[Records contained in a dataset]

— start —

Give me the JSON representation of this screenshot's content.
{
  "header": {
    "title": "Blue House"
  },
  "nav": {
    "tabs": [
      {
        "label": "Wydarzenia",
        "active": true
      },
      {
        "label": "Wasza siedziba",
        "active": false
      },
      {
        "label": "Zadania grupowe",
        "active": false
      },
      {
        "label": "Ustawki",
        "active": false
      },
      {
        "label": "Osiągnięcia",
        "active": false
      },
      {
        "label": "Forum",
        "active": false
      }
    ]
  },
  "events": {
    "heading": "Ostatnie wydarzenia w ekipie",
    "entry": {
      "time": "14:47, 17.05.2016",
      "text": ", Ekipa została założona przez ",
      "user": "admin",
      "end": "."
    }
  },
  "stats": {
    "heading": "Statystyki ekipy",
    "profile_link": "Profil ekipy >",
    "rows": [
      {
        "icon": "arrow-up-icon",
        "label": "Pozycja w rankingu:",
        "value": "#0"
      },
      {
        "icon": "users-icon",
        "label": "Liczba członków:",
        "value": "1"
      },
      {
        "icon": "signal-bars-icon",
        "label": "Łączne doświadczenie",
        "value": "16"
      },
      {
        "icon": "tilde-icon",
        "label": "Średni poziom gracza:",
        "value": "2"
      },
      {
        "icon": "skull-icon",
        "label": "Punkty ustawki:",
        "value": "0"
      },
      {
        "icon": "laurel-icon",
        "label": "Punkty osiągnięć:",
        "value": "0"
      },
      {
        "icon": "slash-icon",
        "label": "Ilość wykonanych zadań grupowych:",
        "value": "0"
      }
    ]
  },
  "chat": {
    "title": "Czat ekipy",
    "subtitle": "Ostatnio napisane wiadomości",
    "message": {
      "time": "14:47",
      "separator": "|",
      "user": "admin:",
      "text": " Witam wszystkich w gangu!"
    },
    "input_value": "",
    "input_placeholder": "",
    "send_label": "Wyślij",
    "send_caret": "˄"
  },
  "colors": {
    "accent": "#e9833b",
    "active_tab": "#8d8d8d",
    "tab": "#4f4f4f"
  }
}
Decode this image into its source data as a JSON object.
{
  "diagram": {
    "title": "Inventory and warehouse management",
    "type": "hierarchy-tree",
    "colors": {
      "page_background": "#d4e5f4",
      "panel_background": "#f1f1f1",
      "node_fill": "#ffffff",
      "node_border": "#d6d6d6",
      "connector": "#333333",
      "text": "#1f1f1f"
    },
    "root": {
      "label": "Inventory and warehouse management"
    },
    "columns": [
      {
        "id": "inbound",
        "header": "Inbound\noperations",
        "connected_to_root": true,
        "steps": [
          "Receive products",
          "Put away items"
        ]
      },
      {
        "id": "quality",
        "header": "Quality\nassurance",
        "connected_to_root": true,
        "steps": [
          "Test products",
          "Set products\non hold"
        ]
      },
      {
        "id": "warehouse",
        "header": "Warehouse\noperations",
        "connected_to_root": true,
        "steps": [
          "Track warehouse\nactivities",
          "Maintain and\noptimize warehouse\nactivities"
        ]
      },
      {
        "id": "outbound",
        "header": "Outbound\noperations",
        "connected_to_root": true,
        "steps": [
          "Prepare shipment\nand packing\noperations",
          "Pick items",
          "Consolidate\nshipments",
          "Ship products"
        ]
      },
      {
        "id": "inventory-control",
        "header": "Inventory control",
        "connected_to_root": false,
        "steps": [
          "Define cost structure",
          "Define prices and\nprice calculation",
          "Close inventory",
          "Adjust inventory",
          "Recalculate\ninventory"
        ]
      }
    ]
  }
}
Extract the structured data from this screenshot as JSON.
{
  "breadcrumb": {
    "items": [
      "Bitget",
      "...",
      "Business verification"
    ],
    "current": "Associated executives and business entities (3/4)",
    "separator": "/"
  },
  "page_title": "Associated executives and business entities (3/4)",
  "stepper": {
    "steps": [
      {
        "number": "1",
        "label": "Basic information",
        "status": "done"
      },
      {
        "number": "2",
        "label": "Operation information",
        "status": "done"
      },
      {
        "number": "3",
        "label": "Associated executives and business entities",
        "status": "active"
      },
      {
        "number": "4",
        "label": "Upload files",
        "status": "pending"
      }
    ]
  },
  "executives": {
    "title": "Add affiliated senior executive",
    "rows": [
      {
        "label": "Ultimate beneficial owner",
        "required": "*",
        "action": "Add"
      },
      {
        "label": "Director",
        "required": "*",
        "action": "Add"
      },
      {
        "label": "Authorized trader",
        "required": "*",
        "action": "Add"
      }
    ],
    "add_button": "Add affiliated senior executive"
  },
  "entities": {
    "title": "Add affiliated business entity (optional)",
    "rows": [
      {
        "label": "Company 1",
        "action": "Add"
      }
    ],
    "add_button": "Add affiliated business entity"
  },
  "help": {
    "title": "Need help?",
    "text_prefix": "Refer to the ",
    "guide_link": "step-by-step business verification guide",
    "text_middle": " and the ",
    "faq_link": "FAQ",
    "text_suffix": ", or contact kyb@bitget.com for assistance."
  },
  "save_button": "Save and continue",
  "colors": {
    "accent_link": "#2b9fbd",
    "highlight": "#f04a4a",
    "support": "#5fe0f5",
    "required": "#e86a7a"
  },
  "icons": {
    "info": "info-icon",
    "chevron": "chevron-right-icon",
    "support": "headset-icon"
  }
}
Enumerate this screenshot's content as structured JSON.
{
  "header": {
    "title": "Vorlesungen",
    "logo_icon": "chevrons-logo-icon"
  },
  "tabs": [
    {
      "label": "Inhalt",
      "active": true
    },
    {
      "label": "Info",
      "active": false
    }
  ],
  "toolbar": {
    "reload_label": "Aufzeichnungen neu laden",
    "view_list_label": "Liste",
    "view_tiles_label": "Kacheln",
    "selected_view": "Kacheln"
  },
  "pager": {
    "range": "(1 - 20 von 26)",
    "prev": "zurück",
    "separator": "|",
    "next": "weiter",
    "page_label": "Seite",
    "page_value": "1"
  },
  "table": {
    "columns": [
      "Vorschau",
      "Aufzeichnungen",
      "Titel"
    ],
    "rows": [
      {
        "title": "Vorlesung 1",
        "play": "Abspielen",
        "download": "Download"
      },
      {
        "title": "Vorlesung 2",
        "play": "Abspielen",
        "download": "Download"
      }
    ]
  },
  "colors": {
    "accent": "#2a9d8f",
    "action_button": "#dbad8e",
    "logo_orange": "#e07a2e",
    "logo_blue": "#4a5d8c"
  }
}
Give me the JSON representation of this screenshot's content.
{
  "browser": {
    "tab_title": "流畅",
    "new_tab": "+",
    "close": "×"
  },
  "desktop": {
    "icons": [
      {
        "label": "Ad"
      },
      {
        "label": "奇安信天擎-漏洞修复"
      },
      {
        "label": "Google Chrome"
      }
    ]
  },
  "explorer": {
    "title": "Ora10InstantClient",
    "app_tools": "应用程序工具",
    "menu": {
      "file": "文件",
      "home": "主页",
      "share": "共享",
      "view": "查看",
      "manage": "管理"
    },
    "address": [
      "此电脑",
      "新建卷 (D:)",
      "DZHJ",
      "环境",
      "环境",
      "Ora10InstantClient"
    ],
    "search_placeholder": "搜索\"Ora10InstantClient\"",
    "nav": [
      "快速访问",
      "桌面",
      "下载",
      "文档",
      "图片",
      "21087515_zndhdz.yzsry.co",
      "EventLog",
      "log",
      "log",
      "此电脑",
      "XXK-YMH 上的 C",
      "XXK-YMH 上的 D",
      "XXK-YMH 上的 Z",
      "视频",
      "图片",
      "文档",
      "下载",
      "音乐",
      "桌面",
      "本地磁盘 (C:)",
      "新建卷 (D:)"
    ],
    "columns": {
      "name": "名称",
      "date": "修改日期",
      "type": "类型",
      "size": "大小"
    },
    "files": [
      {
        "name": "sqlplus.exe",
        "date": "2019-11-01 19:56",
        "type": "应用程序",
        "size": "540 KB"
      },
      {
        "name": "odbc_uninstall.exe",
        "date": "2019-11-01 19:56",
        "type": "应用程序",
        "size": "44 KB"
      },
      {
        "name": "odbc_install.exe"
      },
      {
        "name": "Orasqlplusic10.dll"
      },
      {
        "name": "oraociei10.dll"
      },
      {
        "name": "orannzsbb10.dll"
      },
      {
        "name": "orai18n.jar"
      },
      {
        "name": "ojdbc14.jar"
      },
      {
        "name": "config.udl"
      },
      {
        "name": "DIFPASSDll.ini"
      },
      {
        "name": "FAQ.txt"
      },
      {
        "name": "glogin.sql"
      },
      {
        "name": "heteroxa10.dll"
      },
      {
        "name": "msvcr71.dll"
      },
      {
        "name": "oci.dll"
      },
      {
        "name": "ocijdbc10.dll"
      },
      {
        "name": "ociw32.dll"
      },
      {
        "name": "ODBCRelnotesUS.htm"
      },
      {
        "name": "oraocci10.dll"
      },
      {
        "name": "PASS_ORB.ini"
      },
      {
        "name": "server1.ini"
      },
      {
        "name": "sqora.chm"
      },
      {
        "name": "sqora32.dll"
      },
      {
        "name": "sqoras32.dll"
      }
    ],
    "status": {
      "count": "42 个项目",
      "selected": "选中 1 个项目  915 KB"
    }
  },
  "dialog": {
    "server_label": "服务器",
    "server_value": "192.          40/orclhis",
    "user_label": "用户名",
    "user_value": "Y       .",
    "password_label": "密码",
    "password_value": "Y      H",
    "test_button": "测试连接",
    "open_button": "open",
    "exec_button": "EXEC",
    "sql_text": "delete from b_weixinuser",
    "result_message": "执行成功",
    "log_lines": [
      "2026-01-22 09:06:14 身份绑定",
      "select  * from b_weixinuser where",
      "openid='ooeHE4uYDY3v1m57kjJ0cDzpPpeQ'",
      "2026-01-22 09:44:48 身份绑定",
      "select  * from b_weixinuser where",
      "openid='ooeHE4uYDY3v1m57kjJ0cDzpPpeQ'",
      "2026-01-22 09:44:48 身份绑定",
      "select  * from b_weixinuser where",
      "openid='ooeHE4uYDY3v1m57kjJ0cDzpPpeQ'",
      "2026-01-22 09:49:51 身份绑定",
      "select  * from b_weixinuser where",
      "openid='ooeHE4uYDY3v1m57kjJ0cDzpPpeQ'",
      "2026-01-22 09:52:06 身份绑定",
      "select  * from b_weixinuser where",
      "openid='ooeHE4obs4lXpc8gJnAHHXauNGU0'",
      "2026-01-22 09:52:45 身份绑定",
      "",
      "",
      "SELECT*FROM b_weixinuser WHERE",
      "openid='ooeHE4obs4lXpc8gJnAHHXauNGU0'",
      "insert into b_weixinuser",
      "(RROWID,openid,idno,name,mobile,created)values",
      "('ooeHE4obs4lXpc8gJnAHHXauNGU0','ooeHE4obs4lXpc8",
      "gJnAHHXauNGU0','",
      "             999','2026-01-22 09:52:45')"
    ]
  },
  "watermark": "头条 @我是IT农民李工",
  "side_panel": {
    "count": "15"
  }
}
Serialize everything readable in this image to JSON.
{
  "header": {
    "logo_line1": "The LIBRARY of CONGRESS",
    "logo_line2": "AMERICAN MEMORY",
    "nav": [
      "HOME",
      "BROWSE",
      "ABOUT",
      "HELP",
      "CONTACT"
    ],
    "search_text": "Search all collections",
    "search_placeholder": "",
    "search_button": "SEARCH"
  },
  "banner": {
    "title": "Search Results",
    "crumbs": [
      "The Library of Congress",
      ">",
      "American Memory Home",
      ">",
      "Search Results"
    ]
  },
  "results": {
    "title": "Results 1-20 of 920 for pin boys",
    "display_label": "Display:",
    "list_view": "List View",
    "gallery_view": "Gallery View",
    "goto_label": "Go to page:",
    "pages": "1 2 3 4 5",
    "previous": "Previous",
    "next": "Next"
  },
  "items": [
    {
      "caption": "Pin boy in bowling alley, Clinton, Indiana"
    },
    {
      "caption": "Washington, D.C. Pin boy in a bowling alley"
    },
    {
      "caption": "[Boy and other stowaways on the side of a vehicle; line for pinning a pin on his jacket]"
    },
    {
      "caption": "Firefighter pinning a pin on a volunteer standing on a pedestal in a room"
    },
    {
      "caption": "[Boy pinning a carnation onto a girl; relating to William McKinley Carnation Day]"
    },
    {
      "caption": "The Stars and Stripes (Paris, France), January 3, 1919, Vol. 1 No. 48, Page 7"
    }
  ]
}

— end —

What you are asked to do
Track down every line with the word "Define" and copy it.

Result of this task
          "Define cost structure",
          "Define prices and\nprice calculation",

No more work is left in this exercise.